DOCUMENT EXTRACT:
Dina Hayek (; born Collet Bou Gergis () on June 10, 1982) is a Lebanese actress and singer. She gained popularity by the release of her second album, Katabtillak. Her father is Lebanese and her mother is Syrian.

Career
Hayek started her career year 1999 as a solo artist, after being discovered by composer George Mardorzian. Her debut album, Sehir Al Gharam was released in 2003 on the record label Music Master International, and included the single by the same name which was backed by Egyptian music channel Melody TV.

Hayek's commercial breakthrough came when she signed a contract with the Saudi Arabian record label Rotana. Her second album, titled Katabtillak, was released in 2005. It included the singles, "Katabtillak" and "Darb el-Hawa'a". Hayek's third album, Ta'ala Albi, was released in 2006. It included the single by the same name.

DATASET EXCERPT:

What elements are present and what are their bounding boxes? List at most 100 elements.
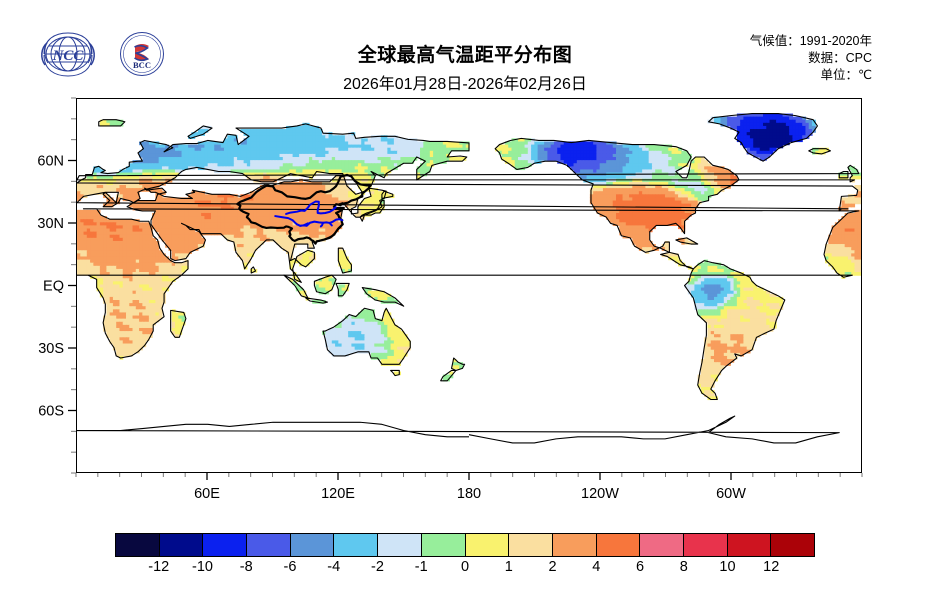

TO BE DONE:
Repeat word for word the passage of the text on Dina Hayek from "Hayek's commercial breakthrough" up to and including "the same name.". The listing is material apart from the text on Dina Hayek.

OUTPUT:
Hayek's commercial breakthrough came when she signed a contract with the Saudi Arabian record label Rotana. Her second album, titled Katabtillak, was released in 2005. It included the singles, "Katabtillak" and "Darb el-Hawa'a". Hayek's third album, Ta'ala Albi, was released in 2006. It included the single by the same name.